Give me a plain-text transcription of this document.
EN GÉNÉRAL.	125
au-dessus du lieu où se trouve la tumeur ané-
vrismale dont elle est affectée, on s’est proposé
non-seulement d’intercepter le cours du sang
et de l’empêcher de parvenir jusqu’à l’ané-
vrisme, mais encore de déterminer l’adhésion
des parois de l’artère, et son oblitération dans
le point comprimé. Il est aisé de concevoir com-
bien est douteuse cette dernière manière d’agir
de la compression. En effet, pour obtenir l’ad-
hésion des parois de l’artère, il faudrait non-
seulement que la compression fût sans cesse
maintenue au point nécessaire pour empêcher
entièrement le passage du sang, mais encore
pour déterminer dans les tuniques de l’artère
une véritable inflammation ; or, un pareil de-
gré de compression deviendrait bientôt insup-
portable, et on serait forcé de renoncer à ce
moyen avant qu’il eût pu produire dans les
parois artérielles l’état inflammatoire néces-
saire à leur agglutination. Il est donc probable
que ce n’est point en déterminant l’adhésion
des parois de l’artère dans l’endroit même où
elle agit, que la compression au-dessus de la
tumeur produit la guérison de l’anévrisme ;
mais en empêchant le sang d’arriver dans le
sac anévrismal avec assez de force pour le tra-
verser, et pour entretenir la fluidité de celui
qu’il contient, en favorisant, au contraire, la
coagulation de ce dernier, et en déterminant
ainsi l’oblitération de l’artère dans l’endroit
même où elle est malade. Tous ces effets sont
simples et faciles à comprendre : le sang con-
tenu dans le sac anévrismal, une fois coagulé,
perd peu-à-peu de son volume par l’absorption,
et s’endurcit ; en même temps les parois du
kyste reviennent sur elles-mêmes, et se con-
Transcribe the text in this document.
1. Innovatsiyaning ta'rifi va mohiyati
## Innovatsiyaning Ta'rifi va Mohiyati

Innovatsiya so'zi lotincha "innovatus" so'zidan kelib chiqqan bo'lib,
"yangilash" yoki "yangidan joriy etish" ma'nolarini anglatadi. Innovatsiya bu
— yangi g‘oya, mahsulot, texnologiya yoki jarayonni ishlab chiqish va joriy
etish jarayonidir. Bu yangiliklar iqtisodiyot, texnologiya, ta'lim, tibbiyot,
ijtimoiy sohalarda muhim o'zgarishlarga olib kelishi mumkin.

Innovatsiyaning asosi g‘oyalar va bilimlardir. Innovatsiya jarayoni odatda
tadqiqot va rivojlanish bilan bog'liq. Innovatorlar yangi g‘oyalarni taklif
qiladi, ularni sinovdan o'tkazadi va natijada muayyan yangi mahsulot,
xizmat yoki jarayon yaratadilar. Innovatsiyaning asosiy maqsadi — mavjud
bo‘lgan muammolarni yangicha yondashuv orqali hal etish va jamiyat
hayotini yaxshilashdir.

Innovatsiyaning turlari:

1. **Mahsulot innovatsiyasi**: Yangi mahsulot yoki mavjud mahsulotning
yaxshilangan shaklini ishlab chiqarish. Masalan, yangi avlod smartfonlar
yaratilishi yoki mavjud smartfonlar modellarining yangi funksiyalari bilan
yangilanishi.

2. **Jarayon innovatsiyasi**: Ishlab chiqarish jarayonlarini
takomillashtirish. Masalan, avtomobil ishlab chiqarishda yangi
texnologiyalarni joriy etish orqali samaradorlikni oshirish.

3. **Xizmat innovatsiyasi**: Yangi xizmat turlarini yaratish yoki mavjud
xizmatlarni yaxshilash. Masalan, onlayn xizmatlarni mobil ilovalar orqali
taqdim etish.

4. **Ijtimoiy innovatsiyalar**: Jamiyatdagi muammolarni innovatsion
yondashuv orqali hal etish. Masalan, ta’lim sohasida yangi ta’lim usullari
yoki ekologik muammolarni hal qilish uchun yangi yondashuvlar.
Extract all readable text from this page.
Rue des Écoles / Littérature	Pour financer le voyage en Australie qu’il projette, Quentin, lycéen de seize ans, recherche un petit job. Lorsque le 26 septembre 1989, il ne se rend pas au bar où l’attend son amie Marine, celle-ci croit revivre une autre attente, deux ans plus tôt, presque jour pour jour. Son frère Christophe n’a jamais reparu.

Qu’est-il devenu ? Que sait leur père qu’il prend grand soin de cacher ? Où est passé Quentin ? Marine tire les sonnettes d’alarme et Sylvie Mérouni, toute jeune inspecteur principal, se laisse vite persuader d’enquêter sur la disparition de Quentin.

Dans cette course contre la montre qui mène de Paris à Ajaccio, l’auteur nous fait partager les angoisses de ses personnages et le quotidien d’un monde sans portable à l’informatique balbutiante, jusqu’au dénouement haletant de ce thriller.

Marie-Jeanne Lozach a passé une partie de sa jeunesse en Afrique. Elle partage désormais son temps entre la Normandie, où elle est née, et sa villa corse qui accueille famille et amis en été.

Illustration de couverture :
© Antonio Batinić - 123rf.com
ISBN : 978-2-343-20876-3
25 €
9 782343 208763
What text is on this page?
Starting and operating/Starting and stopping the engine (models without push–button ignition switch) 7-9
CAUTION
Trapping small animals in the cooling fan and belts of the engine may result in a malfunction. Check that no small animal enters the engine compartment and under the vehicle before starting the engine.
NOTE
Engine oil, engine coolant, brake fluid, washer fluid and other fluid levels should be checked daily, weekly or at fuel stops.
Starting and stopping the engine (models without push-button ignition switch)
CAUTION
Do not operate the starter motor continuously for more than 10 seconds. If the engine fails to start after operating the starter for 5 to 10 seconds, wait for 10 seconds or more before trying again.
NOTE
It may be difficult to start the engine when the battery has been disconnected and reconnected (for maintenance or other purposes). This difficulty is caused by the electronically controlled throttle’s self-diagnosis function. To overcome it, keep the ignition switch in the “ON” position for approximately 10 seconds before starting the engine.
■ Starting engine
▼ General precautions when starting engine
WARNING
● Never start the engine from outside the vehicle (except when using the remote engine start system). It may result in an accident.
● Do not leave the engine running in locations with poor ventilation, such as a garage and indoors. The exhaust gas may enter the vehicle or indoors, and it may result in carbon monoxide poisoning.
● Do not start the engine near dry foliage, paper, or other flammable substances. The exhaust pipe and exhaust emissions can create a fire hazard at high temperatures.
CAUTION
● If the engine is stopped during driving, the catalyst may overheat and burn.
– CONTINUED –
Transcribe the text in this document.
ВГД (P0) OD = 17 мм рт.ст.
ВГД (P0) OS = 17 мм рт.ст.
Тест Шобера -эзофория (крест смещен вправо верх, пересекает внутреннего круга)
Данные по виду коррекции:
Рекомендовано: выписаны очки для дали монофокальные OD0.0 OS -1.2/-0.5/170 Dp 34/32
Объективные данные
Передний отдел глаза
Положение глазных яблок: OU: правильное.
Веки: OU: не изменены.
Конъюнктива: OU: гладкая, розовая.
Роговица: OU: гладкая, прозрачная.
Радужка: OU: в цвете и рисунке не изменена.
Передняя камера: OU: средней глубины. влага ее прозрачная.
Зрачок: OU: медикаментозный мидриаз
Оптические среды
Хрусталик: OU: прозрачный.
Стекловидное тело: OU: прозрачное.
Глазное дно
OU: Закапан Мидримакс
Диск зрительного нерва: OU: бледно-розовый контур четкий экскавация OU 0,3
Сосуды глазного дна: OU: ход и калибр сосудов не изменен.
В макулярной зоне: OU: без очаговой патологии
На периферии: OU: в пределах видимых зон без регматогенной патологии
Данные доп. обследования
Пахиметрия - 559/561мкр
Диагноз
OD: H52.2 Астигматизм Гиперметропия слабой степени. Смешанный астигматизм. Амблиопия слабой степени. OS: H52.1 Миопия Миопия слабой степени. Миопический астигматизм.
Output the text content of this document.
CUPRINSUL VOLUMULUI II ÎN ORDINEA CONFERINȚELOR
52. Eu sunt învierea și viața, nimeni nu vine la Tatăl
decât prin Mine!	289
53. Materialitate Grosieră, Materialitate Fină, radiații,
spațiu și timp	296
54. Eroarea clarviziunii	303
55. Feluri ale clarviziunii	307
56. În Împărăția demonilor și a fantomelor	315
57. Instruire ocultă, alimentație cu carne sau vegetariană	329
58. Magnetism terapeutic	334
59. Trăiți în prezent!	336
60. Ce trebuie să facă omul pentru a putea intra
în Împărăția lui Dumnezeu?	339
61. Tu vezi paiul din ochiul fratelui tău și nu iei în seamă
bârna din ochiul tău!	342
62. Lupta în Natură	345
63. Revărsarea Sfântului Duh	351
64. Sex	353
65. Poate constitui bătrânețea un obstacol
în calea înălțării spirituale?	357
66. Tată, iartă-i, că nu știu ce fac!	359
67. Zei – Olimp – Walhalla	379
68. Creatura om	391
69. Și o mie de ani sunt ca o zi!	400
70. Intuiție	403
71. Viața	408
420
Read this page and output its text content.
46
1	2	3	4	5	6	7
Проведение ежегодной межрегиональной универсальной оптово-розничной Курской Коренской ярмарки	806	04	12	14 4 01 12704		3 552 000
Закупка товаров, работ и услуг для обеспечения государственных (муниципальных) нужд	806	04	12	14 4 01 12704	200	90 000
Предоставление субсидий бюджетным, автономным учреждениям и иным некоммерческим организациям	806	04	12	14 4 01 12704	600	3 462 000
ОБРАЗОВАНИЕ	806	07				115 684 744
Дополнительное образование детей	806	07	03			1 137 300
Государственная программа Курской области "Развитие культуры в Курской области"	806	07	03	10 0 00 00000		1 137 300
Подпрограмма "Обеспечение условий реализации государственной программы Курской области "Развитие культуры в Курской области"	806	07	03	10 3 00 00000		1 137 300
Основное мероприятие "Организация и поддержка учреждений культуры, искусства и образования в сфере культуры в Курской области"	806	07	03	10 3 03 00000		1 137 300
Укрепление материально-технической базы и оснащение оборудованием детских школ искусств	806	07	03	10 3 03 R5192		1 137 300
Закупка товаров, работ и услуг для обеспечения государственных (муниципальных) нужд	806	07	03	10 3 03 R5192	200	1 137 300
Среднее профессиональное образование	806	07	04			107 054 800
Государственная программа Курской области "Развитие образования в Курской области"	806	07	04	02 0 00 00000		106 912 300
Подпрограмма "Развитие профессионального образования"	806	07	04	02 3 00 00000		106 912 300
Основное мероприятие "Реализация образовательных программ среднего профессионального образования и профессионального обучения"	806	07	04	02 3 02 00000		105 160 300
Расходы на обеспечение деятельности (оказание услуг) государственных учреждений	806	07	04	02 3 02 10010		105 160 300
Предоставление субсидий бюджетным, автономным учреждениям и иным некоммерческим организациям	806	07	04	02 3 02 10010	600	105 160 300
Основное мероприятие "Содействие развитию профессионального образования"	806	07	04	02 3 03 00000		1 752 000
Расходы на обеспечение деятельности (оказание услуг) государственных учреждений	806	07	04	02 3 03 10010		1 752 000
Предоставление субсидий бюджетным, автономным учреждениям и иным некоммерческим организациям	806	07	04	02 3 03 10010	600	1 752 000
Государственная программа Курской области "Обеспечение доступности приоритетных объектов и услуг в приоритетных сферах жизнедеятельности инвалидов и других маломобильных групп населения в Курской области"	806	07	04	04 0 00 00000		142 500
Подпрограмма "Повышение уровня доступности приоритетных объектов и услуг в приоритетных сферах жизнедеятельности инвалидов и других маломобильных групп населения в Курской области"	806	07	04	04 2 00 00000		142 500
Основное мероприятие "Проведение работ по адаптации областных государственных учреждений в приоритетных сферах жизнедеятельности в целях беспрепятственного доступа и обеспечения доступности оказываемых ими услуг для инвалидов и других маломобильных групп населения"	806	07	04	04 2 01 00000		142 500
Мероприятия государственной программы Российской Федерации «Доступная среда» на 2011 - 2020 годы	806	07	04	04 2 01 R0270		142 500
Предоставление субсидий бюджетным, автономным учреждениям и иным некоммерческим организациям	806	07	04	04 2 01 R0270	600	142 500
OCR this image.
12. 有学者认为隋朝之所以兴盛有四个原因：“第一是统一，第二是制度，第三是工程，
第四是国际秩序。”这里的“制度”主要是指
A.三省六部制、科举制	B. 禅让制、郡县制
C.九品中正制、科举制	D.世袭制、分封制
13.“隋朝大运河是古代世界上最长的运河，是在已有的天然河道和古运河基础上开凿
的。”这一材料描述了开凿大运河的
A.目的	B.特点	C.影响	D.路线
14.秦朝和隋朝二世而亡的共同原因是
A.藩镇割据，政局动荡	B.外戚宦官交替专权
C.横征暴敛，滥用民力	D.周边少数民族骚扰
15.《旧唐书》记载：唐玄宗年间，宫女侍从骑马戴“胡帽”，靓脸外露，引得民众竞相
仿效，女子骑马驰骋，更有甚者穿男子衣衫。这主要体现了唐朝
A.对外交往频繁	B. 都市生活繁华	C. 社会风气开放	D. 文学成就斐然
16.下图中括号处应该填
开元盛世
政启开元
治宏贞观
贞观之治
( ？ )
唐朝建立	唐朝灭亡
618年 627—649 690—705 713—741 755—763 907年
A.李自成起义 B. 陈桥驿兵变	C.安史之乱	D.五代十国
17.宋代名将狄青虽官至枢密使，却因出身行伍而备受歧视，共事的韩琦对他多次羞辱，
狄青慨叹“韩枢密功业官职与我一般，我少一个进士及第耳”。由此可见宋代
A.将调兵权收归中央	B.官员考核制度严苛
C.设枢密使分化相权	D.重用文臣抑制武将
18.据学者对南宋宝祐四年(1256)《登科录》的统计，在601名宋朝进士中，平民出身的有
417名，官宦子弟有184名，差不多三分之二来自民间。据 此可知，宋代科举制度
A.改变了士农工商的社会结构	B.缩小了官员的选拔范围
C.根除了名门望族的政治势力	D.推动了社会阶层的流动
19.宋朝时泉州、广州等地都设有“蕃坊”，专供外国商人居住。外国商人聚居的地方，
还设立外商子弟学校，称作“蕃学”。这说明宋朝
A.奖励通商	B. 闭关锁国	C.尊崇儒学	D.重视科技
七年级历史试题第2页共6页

★ ★ ★ ★ ★ ★ ★

### Exercise objective
Search the entries for the word "encore", then gather every line that has it.

### Worked answer
vrisme, mais encore de déterminer l’adhésion
entièrement le passage du sang, mais encore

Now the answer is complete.